(Data excerpts)

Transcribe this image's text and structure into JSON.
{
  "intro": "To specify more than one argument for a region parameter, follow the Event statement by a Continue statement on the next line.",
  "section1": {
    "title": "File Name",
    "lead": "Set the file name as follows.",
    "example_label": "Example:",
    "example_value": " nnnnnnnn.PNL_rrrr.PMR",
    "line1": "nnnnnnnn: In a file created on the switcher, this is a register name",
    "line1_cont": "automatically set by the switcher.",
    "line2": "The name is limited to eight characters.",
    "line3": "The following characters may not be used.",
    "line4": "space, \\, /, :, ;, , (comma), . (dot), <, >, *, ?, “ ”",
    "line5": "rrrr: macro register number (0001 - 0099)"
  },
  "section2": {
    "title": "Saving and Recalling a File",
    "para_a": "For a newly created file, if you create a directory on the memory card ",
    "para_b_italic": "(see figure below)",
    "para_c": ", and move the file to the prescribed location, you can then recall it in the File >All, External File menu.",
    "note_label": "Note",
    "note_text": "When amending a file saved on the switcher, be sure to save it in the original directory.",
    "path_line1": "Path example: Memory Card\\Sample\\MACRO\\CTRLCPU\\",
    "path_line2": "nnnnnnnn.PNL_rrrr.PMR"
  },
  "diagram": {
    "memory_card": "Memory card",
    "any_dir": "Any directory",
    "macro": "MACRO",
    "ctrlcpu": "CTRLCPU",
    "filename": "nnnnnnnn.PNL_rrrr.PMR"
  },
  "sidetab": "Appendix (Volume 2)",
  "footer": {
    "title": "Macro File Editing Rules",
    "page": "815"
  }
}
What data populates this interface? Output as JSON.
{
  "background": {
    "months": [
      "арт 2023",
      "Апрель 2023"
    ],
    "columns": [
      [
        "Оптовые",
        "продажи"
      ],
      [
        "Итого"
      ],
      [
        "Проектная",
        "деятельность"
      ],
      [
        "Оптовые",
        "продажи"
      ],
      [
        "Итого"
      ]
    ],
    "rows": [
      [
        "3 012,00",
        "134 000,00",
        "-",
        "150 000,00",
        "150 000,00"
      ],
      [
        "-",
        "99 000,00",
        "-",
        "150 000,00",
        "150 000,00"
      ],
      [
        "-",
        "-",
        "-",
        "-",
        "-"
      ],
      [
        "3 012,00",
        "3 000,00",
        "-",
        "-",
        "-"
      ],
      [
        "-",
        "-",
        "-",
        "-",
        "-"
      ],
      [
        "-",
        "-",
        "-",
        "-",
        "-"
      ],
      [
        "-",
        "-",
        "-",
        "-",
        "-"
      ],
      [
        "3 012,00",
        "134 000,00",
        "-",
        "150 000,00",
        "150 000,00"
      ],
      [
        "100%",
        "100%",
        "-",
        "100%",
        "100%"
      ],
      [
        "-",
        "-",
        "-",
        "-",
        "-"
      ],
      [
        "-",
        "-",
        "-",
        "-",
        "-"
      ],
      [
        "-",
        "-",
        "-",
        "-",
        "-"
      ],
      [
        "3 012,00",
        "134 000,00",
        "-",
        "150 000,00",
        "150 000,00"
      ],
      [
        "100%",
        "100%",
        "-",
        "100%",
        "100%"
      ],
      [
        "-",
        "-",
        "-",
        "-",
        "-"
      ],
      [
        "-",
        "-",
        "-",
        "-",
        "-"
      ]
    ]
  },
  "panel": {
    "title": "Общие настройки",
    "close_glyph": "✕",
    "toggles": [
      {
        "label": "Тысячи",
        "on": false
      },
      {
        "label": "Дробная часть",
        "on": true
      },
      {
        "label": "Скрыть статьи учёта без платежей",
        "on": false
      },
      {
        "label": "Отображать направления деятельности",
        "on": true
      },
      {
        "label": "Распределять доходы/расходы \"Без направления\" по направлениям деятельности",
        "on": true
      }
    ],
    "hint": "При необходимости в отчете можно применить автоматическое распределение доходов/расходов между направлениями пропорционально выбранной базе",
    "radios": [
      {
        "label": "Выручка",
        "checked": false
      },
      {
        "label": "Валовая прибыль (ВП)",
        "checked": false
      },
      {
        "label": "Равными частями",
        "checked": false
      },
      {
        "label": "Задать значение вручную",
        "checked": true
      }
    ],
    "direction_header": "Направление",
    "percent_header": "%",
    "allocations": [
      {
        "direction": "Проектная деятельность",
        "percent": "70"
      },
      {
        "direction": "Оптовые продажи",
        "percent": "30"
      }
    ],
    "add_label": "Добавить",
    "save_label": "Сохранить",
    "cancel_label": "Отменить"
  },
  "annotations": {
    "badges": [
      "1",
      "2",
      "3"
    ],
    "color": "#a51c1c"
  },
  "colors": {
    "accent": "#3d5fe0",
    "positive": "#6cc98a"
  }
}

Requirements.
Output the records exactly, including every line.

Response for this exercise.
Transcribe this image's text and structure into JSON.
{
  "intro": "To specify more than one argument for a region parameter, follow the Event statement by a Continue statement on the next line.",
  "section1": {
    "title": "File Name",
    "lead": "Set the file name as follows.",
    "example_label": "Example:",
    "example_value": " nnnnnnnn.PNL_rrrr.PMR",
    "line1": "nnnnnnnn: In a file created on the switcher, this is a register name",
    "line1_cont": "automatically set by the switcher.",
    "line2": "The name is limited to eight characters.",
    "line3": "The following characters may not be used.",
    "line4": "space, \\, /, :, ;, , (comma), . (dot), <, >, *, ?, “ ”",
    "line5": "rrrr: macro register number (0001 - 0099)"
  },
  "section2": {
    "title": "Saving and Recalling a File",
    "para_a": "For a newly created file, if you create a directory on the memory card ",
    "para_b_italic": "(see figure below)",
    "para_c": ", and move the file to the prescribed location, you can then recall it in the File >All, External File menu.",
    "note_label": "Note",
    "note_text": "When amending a file saved on the switcher, be sure to save it in the original directory.",
    "path_line1": "Path example: Memory Card\\Sample\\MACRO\\CTRLCPU\\",
    "path_line2": "nnnnnnnn.PNL_rrrr.PMR"
  },
  "diagram": {
    "memory_card": "Memory card",
    "any_dir": "Any directory",
    "macro": "MACRO",
    "ctrlcpu": "CTRLCPU",
    "filename": "nnnnnnnn.PNL_rrrr.PMR"
  },
  "sidetab": "Appendix (Volume 2)",
  "footer": {
    "title": "Macro File Editing Rules",
    "page": "815"
  }
}
What data populates this interface? Output as JSON.
{
  "background": {
    "months": [
      "арт 2023",
      "Апрель 2023"
    ],
    "columns": [
      [
        "Оптовые",
        "продажи"
      ],
      [
        "Итого"
      ],
      [
        "Проектная",
        "деятельность"
      ],
      [
        "Оптовые",
        "продажи"
      ],
      [
        "Итого"
      ]
    ],
    "rows": [
      [
        "3 012,00",
        "134 000,00",
        "-",
        "150 000,00",
        "150 000,00"
      ],
      [
        "-",
        "99 000,00",
        "-",
        "150 000,00",
        "150 000,00"
      ],
      [
        "-",
        "-",
        "-",
        "-",
        "-"
      ],
      [
        "3 012,00",
        "3 000,00",
        "-",
        "-",
        "-"
      ],
      [
        "-",
        "-",
        "-",
        "-",
        "-"
      ],
      [
        "-",
        "-",
        "-",
        "-",
        "-"
      ],
      [
        "-",
        "-",
        "-",
        "-",
        "-"
      ],
      [
        "3 012,00",
        "134 000,00",
        "-",
        "150 000,00",
        "150 000,00"
      ],
      [
        "100%",
        "100%",
        "-",
        "100%",
        "100%"
      ],
      [
        "-",
        "-",
        "-",
        "-",
        "-"
      ],
      [
        "-",
        "-",
        "-",
        "-",
        "-"
      ],
      [
        "-",
        "-",
        "-",
        "-",
        "-"
      ],
      [
        "3 012,00",
        "134 000,00",
        "-",
        "150 000,00",
        "150 000,00"
      ],
      [
        "100%",
        "100%",
        "-",
        "100%",
        "100%"
      ],
      [
        "-",
        "-",
        "-",
        "-",
        "-"
      ],
      [
        "-",
        "-",
        "-",
        "-",
        "-"
      ]
    ]
  },
  "panel": {
    "title": "Общие настройки",
    "close_glyph": "✕",
    "toggles": [
      {
        "label": "Тысячи",
        "on": false
      },
      {
        "label": "Дробная часть",
        "on": true
      },
      {
        "label": "Скрыть статьи учёта без платежей",
        "on": false
      },
      {
        "label": "Отображать направления деятельности",
        "on": true
      },
      {
        "label": "Распределять доходы/расходы \"Без направления\" по направлениям деятельности",
        "on": true
      }
    ],
    "hint": "При необходимости в отчете можно применить автоматическое распределение доходов/расходов между направлениями пропорционально выбранной базе",
    "radios": [
      {
        "label": "Выручка",
        "checked": false
      },
      {
        "label": "Валовая прибыль (ВП)",
        "checked": false
      },
      {
        "label": "Равными частями",
        "checked": false
      },
      {
        "label": "Задать значение вручную",
        "checked": true
      }
    ],
    "direction_header": "Направление",
    "percent_header": "%",
    "allocations": [
      {
        "direction": "Проектная деятельность",
        "percent": "70"
      },
      {
        "direction": "Оптовые продажи",
        "percent": "30"
      }
    ],
    "add_label": "Добавить",
    "save_label": "Сохранить",
    "cancel_label": "Отменить"
  },
  "annotations": {
    "badges": [
      "1",
      "2",
      "3"
    ],
    "color": "#a51c1c"
  },
  "colors": {
    "accent": "#3d5fe0",
    "positive": "#6cc98a"
  }
}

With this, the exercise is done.